#### What the task requires
Take every line that has the string "Resistance" and copy it out.

◇ ◇ ◇ ◇ ◇ ◇ ◇

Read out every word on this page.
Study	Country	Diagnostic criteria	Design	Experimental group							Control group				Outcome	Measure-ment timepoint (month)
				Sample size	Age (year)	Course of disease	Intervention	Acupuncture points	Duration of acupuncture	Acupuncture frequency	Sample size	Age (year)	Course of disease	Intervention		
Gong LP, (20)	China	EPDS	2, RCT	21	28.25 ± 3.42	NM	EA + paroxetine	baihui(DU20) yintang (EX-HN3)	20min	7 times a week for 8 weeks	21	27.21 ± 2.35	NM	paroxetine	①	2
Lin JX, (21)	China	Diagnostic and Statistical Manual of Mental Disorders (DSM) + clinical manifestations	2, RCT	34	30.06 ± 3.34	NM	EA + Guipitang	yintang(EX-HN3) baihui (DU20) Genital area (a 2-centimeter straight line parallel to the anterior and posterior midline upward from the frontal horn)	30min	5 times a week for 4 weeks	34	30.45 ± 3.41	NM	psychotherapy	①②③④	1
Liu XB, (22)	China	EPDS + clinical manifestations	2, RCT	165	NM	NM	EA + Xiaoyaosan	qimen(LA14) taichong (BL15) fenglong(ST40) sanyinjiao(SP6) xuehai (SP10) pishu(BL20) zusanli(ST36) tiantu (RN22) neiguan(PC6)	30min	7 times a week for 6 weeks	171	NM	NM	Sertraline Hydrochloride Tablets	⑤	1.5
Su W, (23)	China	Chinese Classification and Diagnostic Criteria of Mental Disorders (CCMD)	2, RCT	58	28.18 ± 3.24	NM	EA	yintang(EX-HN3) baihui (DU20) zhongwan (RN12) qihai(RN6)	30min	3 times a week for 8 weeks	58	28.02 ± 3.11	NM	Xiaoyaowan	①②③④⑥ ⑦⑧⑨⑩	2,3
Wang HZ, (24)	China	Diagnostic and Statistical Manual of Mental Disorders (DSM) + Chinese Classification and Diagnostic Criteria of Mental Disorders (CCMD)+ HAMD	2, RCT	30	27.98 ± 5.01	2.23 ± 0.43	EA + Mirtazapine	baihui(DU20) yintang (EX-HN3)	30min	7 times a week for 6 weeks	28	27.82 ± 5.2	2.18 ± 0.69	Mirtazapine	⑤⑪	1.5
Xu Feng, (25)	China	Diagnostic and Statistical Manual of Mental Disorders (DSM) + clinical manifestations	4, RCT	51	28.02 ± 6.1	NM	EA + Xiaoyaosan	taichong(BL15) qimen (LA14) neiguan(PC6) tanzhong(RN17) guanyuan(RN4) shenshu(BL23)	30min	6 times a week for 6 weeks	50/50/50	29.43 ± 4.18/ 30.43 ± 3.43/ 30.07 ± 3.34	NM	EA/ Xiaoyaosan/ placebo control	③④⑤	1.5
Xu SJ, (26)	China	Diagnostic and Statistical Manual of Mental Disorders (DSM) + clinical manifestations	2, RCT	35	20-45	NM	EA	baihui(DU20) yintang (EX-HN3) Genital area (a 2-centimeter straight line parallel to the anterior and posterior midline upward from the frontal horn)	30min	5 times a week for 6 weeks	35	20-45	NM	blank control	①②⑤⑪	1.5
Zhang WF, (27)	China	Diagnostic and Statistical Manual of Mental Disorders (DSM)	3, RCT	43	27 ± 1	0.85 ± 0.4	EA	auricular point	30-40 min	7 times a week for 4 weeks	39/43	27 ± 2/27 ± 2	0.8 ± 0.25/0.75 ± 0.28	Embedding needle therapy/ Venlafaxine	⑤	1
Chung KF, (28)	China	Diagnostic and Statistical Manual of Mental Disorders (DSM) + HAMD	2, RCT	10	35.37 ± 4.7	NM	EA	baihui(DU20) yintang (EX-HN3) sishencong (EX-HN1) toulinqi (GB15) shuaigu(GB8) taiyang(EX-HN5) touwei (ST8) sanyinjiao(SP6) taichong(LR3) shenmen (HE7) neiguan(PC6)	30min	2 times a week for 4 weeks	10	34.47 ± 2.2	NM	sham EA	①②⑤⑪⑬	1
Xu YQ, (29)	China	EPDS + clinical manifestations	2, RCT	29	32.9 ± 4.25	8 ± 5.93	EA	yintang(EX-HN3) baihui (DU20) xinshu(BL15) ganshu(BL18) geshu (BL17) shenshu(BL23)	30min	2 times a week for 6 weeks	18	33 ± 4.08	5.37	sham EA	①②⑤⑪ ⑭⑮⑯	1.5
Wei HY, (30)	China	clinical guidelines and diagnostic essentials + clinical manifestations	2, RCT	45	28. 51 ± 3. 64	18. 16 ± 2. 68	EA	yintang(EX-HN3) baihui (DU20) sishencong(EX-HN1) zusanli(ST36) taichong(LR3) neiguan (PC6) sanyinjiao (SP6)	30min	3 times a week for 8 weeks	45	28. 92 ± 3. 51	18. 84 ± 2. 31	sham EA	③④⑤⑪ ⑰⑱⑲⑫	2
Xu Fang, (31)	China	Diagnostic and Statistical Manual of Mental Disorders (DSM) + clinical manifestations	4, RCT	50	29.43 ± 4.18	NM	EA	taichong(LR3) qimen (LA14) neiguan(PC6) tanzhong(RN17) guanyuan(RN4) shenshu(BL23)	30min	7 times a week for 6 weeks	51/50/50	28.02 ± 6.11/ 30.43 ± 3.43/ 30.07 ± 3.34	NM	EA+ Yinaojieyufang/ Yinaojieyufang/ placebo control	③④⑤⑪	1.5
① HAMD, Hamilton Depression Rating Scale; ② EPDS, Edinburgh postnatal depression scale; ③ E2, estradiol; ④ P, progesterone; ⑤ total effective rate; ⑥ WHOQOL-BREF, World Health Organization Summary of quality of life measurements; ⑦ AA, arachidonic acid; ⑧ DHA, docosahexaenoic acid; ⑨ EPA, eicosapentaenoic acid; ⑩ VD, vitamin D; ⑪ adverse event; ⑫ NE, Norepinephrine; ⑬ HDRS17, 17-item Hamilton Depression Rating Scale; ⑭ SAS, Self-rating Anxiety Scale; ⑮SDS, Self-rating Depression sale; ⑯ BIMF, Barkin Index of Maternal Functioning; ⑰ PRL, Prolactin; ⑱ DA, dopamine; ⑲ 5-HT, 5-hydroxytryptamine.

◇ ◇ ◇ ◇ ◇ ◇ ◇

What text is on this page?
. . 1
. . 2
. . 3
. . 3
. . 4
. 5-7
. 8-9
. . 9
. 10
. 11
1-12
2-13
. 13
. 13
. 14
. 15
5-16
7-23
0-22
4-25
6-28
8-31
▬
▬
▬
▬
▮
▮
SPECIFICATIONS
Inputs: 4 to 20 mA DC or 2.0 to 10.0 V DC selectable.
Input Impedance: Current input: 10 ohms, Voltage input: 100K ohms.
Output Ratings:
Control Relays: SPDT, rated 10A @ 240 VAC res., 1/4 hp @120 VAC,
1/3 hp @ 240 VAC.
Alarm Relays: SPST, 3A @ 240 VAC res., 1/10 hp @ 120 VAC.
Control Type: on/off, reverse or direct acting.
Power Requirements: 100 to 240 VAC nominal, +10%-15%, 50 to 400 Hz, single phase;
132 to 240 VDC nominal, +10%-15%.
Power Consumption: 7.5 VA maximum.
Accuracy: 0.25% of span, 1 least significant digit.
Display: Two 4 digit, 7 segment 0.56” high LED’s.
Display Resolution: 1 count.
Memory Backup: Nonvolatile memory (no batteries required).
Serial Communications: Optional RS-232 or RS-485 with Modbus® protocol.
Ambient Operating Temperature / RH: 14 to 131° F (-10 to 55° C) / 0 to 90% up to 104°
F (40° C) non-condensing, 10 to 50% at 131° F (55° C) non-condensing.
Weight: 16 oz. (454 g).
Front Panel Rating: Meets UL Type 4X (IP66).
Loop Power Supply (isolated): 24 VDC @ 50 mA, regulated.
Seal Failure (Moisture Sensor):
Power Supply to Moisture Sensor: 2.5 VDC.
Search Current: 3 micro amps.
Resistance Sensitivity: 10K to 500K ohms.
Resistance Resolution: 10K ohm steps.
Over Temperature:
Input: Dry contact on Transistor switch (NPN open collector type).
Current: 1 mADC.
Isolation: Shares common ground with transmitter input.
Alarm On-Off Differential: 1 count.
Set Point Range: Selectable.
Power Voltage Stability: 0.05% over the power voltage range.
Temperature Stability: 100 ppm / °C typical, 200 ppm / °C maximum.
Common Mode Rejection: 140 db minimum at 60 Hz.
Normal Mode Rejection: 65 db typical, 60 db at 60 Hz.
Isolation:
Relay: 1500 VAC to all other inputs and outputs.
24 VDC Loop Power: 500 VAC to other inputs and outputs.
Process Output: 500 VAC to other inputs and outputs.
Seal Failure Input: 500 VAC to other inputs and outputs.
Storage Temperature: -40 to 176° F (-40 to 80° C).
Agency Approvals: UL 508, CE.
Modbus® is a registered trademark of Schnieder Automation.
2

◇ ◇ ◇ ◇ ◇ ◇ ◇

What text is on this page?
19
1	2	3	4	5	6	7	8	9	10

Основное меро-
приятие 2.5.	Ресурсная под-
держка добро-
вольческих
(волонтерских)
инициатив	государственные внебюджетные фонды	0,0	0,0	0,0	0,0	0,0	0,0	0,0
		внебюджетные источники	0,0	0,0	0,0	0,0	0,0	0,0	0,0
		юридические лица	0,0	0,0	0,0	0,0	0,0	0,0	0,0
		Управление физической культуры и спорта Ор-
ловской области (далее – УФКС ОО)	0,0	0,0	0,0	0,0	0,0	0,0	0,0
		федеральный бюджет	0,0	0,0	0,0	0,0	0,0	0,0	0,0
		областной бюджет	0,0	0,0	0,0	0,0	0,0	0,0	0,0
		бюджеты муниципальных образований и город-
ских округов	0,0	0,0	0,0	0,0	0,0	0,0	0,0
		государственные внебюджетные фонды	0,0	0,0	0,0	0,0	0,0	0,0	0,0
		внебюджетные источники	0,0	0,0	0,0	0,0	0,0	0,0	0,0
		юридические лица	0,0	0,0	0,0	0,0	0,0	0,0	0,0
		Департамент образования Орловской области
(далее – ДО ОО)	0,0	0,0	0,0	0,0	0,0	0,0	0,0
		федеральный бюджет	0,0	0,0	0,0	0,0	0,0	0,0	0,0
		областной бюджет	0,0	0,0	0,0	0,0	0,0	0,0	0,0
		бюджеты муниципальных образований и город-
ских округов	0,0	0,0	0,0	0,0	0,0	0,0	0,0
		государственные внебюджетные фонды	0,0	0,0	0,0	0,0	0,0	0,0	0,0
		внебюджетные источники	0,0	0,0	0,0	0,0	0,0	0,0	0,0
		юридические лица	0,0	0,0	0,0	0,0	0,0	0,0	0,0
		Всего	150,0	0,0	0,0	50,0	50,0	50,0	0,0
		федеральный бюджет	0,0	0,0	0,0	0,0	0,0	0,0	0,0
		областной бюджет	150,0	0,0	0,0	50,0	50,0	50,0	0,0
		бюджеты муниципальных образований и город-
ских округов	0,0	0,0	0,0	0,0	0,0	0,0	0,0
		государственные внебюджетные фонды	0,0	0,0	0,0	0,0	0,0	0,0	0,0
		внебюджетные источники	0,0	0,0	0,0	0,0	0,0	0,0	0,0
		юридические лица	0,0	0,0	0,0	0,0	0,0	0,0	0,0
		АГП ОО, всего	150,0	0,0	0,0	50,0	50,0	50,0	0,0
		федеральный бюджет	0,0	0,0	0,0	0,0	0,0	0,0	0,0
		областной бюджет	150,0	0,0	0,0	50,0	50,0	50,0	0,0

◇ ◇ ◇ ◇ ◇ ◇ ◇

#### Solution to the problem
Resistance Sensitivity: 10K to 500K ohms.
Resistance Resolution: 10K ohm steps.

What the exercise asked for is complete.